** Start of Recorded information **

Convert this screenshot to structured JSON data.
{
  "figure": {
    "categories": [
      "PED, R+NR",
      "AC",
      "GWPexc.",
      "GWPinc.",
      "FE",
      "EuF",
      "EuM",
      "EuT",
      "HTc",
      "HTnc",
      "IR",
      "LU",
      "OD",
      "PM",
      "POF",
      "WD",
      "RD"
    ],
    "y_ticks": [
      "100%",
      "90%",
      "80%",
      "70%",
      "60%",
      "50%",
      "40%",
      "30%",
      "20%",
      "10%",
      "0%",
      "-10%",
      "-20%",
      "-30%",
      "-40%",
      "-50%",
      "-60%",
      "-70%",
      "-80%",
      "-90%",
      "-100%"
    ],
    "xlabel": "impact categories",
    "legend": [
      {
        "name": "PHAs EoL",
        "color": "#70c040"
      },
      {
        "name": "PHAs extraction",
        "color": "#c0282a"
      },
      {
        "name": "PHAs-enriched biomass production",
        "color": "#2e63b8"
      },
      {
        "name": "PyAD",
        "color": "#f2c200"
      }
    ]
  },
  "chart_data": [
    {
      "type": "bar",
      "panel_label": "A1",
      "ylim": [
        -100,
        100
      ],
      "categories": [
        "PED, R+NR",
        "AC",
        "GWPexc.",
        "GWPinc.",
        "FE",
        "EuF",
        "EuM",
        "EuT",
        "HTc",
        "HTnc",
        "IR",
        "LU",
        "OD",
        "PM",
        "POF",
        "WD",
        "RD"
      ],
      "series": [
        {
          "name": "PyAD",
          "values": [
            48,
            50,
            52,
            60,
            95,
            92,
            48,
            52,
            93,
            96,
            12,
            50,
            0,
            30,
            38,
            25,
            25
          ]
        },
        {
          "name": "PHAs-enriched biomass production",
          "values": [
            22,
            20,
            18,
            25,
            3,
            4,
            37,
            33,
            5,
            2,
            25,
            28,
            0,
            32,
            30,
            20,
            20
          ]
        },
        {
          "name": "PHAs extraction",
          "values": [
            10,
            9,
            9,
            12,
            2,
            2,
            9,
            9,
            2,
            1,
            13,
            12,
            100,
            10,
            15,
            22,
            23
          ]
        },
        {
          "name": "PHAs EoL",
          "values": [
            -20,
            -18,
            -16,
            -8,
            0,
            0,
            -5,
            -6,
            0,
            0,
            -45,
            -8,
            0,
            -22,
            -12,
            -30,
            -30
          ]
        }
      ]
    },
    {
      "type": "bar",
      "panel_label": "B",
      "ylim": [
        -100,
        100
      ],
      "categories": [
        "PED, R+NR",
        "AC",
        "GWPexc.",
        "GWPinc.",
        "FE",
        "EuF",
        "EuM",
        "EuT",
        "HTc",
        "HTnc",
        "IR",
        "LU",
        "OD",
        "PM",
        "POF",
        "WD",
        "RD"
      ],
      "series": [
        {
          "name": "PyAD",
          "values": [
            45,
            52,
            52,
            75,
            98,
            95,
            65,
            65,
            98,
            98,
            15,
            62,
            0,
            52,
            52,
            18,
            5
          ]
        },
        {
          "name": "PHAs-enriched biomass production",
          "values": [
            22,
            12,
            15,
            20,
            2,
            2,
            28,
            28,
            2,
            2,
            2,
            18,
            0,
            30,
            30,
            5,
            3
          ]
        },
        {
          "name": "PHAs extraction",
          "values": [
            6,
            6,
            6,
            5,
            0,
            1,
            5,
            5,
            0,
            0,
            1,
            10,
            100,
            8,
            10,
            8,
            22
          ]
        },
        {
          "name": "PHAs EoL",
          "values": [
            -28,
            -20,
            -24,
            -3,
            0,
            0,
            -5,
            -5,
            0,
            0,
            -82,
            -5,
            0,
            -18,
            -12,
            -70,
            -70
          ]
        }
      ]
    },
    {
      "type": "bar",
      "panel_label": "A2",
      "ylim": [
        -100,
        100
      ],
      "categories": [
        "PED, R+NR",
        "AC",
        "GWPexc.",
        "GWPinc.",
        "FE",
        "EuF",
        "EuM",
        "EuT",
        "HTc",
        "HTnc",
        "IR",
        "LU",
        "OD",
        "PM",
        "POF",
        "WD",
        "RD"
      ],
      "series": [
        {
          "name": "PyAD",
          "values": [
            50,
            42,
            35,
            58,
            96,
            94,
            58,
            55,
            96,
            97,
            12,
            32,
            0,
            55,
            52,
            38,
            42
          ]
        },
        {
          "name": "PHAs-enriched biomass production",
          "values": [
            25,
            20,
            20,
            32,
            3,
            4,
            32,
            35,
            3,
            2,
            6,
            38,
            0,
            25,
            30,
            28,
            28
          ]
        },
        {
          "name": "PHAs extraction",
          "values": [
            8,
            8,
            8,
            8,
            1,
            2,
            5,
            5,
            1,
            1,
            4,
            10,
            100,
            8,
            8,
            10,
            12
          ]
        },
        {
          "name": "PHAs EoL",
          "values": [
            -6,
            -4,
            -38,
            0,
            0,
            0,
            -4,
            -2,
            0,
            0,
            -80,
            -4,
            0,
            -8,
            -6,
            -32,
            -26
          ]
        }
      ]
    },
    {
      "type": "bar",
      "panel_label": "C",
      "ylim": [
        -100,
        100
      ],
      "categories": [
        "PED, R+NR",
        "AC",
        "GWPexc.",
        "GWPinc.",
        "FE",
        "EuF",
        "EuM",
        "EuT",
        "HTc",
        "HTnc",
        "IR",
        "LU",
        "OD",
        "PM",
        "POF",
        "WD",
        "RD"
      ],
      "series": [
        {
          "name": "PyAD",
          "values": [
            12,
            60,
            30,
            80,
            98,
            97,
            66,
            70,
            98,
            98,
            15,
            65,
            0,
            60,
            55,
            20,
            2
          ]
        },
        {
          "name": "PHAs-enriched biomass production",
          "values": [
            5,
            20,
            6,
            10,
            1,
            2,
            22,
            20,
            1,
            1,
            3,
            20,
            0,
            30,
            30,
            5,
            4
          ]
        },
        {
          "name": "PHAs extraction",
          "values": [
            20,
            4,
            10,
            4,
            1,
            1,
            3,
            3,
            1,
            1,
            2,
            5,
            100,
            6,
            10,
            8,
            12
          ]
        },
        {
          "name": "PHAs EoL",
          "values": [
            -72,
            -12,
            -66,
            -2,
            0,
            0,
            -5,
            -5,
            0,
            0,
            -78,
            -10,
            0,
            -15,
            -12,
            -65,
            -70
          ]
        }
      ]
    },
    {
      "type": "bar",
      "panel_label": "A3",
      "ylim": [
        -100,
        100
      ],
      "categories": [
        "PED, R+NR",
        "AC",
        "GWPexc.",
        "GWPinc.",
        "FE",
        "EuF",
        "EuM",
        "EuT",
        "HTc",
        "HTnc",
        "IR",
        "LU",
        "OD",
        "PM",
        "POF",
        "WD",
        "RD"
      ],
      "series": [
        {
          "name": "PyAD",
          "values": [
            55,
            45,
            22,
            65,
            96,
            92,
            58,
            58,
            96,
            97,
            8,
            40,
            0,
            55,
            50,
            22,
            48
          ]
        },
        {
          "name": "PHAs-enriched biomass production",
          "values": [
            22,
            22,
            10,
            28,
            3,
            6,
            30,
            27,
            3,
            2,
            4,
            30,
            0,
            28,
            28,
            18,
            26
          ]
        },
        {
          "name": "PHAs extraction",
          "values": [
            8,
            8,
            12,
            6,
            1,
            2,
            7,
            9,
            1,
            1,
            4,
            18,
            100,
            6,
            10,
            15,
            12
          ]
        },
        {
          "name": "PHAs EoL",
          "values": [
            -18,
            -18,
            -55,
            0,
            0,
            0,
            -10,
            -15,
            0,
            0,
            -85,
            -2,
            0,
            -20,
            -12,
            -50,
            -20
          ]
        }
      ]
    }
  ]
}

** End of Recorded information **

Goal →
Repeat every line of the data, exactly and in full.

The answer →
Convert this screenshot to structured JSON data.
{
  "figure": {
    "categories": [
      "PED, R+NR",
      "AC",
      "GWPexc.",
      "GWPinc.",
      "FE",
      "EuF",
      "EuM",
      "EuT",
      "HTc",
      "HTnc",
      "IR",
      "LU",
      "OD",
      "PM",
      "POF",
      "WD",
      "RD"
    ],
    "y_ticks": [
      "100%",
      "90%",
      "80%",
      "70%",
      "60%",
      "50%",
      "40%",
      "30%",
      "20%",
      "10%",
      "0%",
      "-10%",
      "-20%",
      "-30%",
      "-40%",
      "-50%",
      "-60%",
      "-70%",
      "-80%",
      "-90%",
      "-100%"
    ],
    "xlabel": "impact categories",
    "legend": [
      {
        "name": "PHAs EoL",
        "color": "#70c040"
      },
      {
        "name": "PHAs extraction",
        "color": "#c0282a"
      },
      {
        "name": "PHAs-enriched biomass production",
        "color": "#2e63b8"
      },
      {
        "name": "PyAD",
        "color": "#f2c200"
      }
    ]
  },
  "chart_data": [
    {
      "type": "bar",
      "panel_label": "A1",
      "ylim": [
        -100,
        100
      ],
      "categories": [
        "PED, R+NR",
        "AC",
        "GWPexc.",
        "GWPinc.",
        "FE",
        "EuF",
        "EuM",
        "EuT",
        "HTc",
        "HTnc",
        "IR",
        "LU",
        "OD",
        "PM",
        "POF",
        "WD",
        "RD"
      ],
      "series": [
        {
          "name": "PyAD",
          "values": [
            48,
            50,
            52,
            60,
            95,
            92,
            48,
            52,
            93,
            96,
            12,
            50,
            0,
            30,
            38,
            25,
            25
          ]
        },
        {
          "name": "PHAs-enriched biomass production",
          "values": [
            22,
            20,
            18,
            25,
            3,
            4,
            37,
            33,
            5,
            2,
            25,
            28,
            0,
            32,
            30,
            20,
            20
          ]
        },
        {
          "name": "PHAs extraction",
          "values": [
            10,
            9,
            9,
            12,
            2,
            2,
            9,
            9,
            2,
            1,
            13,
            12,
            100,
            10,
            15,
            22,
            23
          ]
        },
        {
          "name": "PHAs EoL",
          "values": [
            -20,
            -18,
            -16,
            -8,
            0,
            0,
            -5,
            -6,
            0,
            0,
            -45,
            -8,
            0,
            -22,
            -12,
            -30,
            -30
          ]
        }
      ]
    },
    {
      "type": "bar",
      "panel_label": "B",
      "ylim": [
        -100,
        100
      ],
      "categories": [
        "PED, R+NR",
        "AC",
        "GWPexc.",
        "GWPinc.",
        "FE",
        "EuF",
        "EuM",
        "EuT",
        "HTc",
        "HTnc",
        "IR",
        "LU",
        "OD",
        "PM",
        "POF",
        "WD",
        "RD"
      ],
      "series": [
        {
          "name": "PyAD",
          "values": [
            45,
            52,
            52,
            75,
            98,
            95,
            65,
            65,
            98,
            98,
            15,
            62,
            0,
            52,
            52,
            18,
            5
          ]
        },
        {
          "name": "PHAs-enriched biomass production",
          "values": [
            22,
            12,
            15,
            20,
            2,
            2,
            28,
            28,
            2,
            2,
            2,
            18,
            0,
            30,
            30,
            5,
            3
          ]
        },
        {
          "name": "PHAs extraction",
          "values": [
            6,
            6,
            6,
            5,
            0,
            1,
            5,
            5,
            0,
            0,
            1,
            10,
            100,
            8,
            10,
            8,
            22
          ]
        },
        {
          "name": "PHAs EoL",
          "values": [
            -28,
            -20,
            -24,
            -3,
            0,
            0,
            -5,
            -5,
            0,
            0,
            -82,
            -5,
            0,
            -18,
            -12,
            -70,
            -70
          ]
        }
      ]
    },
    {
      "type": "bar",
      "panel_label": "A2",
      "ylim": [
        -100,
        100
      ],
      "categories": [
        "PED, R+NR",
        "AC",
        "GWPexc.",
        "GWPinc.",
        "FE",
        "EuF",
        "EuM",
        "EuT",
        "HTc",
        "HTnc",
        "IR",
        "LU",
        "OD",
        "PM",
        "POF",
        "WD",
        "RD"
      ],
      "series": [
        {
          "name": "PyAD",
          "values": [
            50,
            42,
            35,
            58,
            96,
            94,
            58,
            55,
            96,
            97,
            12,
            32,
            0,
            55,
            52,
            38,
            42
          ]
        },
        {
          "name": "PHAs-enriched biomass production",
          "values": [
            25,
            20,
            20,
            32,
            3,
            4,
            32,
            35,
            3,
            2,
            6,
            38,
            0,
            25,
            30,
            28,
            28
          ]
        },
        {
          "name": "PHAs extraction",
          "values": [
            8,
            8,
            8,
            8,
            1,
            2,
            5,
            5,
            1,
            1,
            4,
            10,
            100,
            8,
            8,
            10,
            12
          ]
        },
        {
          "name": "PHAs EoL",
          "values": [
            -6,
            -4,
            -38,
            0,
            0,
            0,
            -4,
            -2,
            0,
            0,
            -80,
            -4,
            0,
            -8,
            -6,
            -32,
            -26
          ]
        }
      ]
    },
    {
      "type": "bar",
      "panel_label": "C",
      "ylim": [
        -100,
        100
      ],
      "categories": [
        "PED, R+NR",
        "AC",
        "GWPexc.",
        "GWPinc.",
        "FE",
        "EuF",
        "EuM",
        "EuT",
        "HTc",
        "HTnc",
        "IR",
        "LU",
        "OD",
        "PM",
        "POF",
        "WD",
        "RD"
      ],
      "series": [
        {
          "name": "PyAD",
          "values": [
            12,
            60,
            30,
            80,
            98,
            97,
            66,
            70,
            98,
            98,
            15,
            65,
            0,
            60,
            55,
            20,
            2
          ]
        },
        {
          "name": "PHAs-enriched biomass production",
          "values": [
            5,
            20,
            6,
            10,
            1,
            2,
            22,
            20,
            1,
            1,
            3,
            20,
            0,
            30,
            30,
            5,
            4
          ]
        },
        {
          "name": "PHAs extraction",
          "values": [
            20,
            4,
            10,
            4,
            1,
            1,
            3,
            3,
            1,
            1,
            2,
            5,
            100,
            6,
            10,
            8,
            12
          ]
        },
        {
          "name": "PHAs EoL",
          "values": [
            -72,
            -12,
            -66,
            -2,
            0,
            0,
            -5,
            -5,
            0,
            0,
            -78,
            -10,
            0,
            -15,
            -12,
            -65,
            -70
          ]
        }
      ]
    },
    {
      "type": "bar",
      "panel_label": "A3",
      "ylim": [
        -100,
        100
      ],
      "categories": [
        "PED, R+NR",
        "AC",
        "GWPexc.",
        "GWPinc.",
        "FE",
        "EuF",
        "EuM",
        "EuT",
        "HTc",
        "HTnc",
        "IR",
        "LU",
        "OD",
        "PM",
        "POF",
        "WD",
        "RD"
      ],
      "series": [
        {
          "name": "PyAD",
          "values": [
            55,
            45,
            22,
            65,
            96,
            92,
            58,
            58,
            96,
            97,
            8,
            40,
            0,
            55,
            50,
            22,
            48
          ]
        },
        {
          "name": "PHAs-enriched biomass production",
          "values": [
            22,
            22,
            10,
            28,
            3,
            6,
            30,
            27,
            3,
            2,
            4,
            30,
            0,
            28,
            28,
            18,
            26
          ]
        },
        {
          "name": "PHAs extraction",
          "values": [
            8,
            8,
            12,
            6,
            1,
            2,
            7,
            9,
            1,
            1,
            4,
            18,
            100,
            6,
            10,
            15,
            12
          ]
        },
        {
          "name": "PHAs EoL",
          "values": [
            -18,
            -18,
            -55,
            0,
            0,
            0,
            -10,
            -15,
            0,
            0,
            -85,
            -2,
            0,
            -20,
            -12,
            -50,
            -20
          ]
        }
      ]
    }
  ]
}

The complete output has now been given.